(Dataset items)
______

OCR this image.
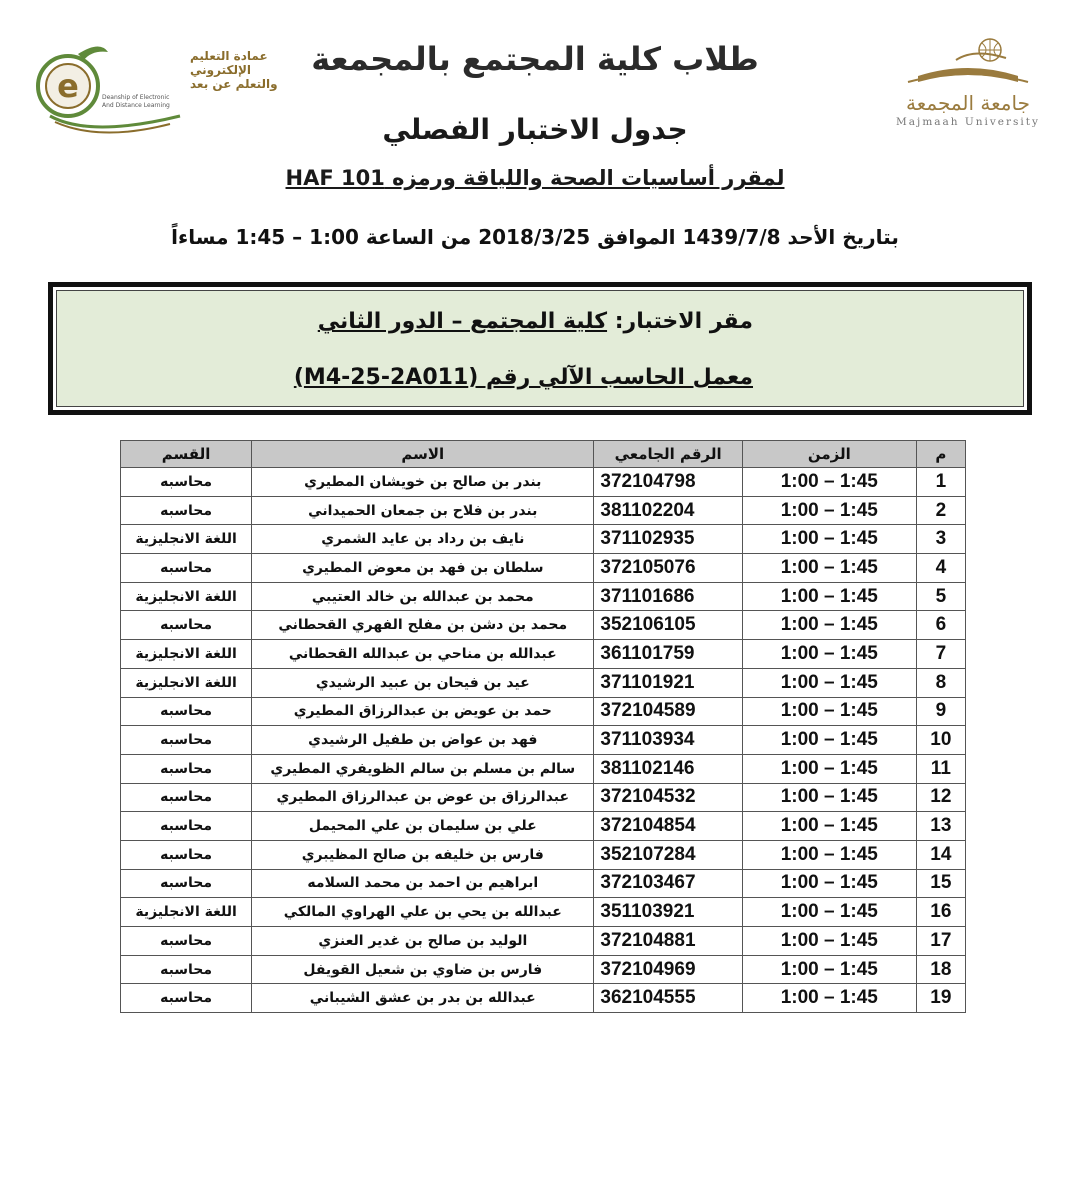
e
عمادة التعليم
الإلكتروني
والتعلم عن بعد
Deanship of Electronic
And Distance Learning	جامعة المجمعة
Majmaah University
طلاب كلية المجتمع بالمجمعة
جدول الاختبار الفصلي
لمقرر أساسيات الصحة واللياقة ورمزه HAF 101
بتاريخ الأحد 1439/7/8 الموافق 2018/3/25 من الساعة 1:00 – 1:45 مساءاً
مقر الاختبار: كلية المجتمع – الدور الثاني
معمل الحاسب الآلي رقم (M4-25-2A011)
م	الزمن	الرقم الجامعي	الاسم	القسم
1	1:00 – 1:45	372104798	بندر بن صالح بن خويشان المطيري	محاسبه
2	1:00 – 1:45	381102204	بندر بن فلاح بن جمعان الحميداني	محاسبه
3	1:00 – 1:45	371102935	نايف بن رداد بن عايد الشمري	اللغة الانجليزية
4	1:00 – 1:45	372105076	سلطان بن فهد بن معوض المطيري	محاسبه
5	1:00 – 1:45	371101686	محمد بن عبدالله بن خالد العتيبي	اللغة الانجليزية
6	1:00 – 1:45	352106105	محمد بن دشن بن مفلح الفهري القحطاني	محاسبه
7	1:00 – 1:45	361101759	عبدالله بن مناحي بن عبدالله القحطاني	اللغة الانجليزية
8	1:00 – 1:45	371101921	عيد بن فيحان بن عبيد الرشيدي	اللغة الانجليزية
9	1:00 – 1:45	372104589	حمد بن عويض بن عبدالرزاق المطيري	محاسبه
10	1:00 – 1:45	371103934	فهد بن عواض بن طفيل الرشيدي	محاسبه
11	1:00 – 1:45	381102146	سالم بن مسلم بن سالم الظويفري المطيري	محاسبه
12	1:00 – 1:45	372104532	عبدالرزاق بن عوض بن عبدالرزاق المطيري	محاسبه
13	1:00 – 1:45	372104854	علي بن سليمان بن علي المحيمل	محاسبه
14	1:00 – 1:45	352107284	فارس بن خليفه بن صالح المظيبري	محاسبه
15	1:00 – 1:45	372103467	ابراهيم بن احمد بن محمد السلامه	محاسبه
16	1:00 – 1:45	351103921	عبدالله بن يحي بن علي الهراوي المالكي	اللغة الانجليزية
17	1:00 – 1:45	372104881	الوليد بن صالح بن غدير العنزي	محاسبه
18	1:00 – 1:45	372104969	فارس بن ضاوي بن شعيل القويفل	محاسبه
19	1:00 – 1:45	362104555	عبدالله بن بدر بن عشق الشيباني	محاسبه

______

(Your goal) Quote every line of the records above exactly; no picture is to be copied.

(Task response)
OCR this image.
e
عمادة التعليم
الإلكتروني
والتعلم عن بعد
Deanship of Electronic
And Distance Learning	جامعة المجمعة
Majmaah University
طلاب كلية المجتمع بالمجمعة
جدول الاختبار الفصلي
لمقرر أساسيات الصحة واللياقة ورمزه HAF 101
بتاريخ الأحد 1439/7/8 الموافق 2018/3/25 من الساعة 1:00 – 1:45 مساءاً
مقر الاختبار: كلية المجتمع – الدور الثاني
معمل الحاسب الآلي رقم (M4-25-2A011)
م	الزمن	الرقم الجامعي	الاسم	القسم
1	1:00 – 1:45	372104798	بندر بن صالح بن خويشان المطيري	محاسبه
2	1:00 – 1:45	381102204	بندر بن فلاح بن جمعان الحميداني	محاسبه
3	1:00 – 1:45	371102935	نايف بن رداد بن عايد الشمري	اللغة الانجليزية
4	1:00 – 1:45	372105076	سلطان بن فهد بن معوض المطيري	محاسبه
5	1:00 – 1:45	371101686	محمد بن عبدالله بن خالد العتيبي	اللغة الانجليزية
6	1:00 – 1:45	352106105	محمد بن دشن بن مفلح الفهري القحطاني	محاسبه
7	1:00 – 1:45	361101759	عبدالله بن مناحي بن عبدالله القحطاني	اللغة الانجليزية
8	1:00 – 1:45	371101921	عيد بن فيحان بن عبيد الرشيدي	اللغة الانجليزية
9	1:00 – 1:45	372104589	حمد بن عويض بن عبدالرزاق المطيري	محاسبه
10	1:00 – 1:45	371103934	فهد بن عواض بن طفيل الرشيدي	محاسبه
11	1:00 – 1:45	381102146	سالم بن مسلم بن سالم الظويفري المطيري	محاسبه
12	1:00 – 1:45	372104532	عبدالرزاق بن عوض بن عبدالرزاق المطيري	محاسبه
13	1:00 – 1:45	372104854	علي بن سليمان بن علي المحيمل	محاسبه
14	1:00 – 1:45	352107284	فارس بن خليفه بن صالح المظيبري	محاسبه
15	1:00 – 1:45	372103467	ابراهيم بن احمد بن محمد السلامه	محاسبه
16	1:00 – 1:45	351103921	عبدالله بن يحي بن علي الهراوي المالكي	اللغة الانجليزية
17	1:00 – 1:45	372104881	الوليد بن صالح بن غدير العنزي	محاسبه
18	1:00 – 1:45	372104969	فارس بن ضاوي بن شعيل القويفل	محاسبه
19	1:00 – 1:45	362104555	عبدالله بن بدر بن عشق الشيباني	محاسبه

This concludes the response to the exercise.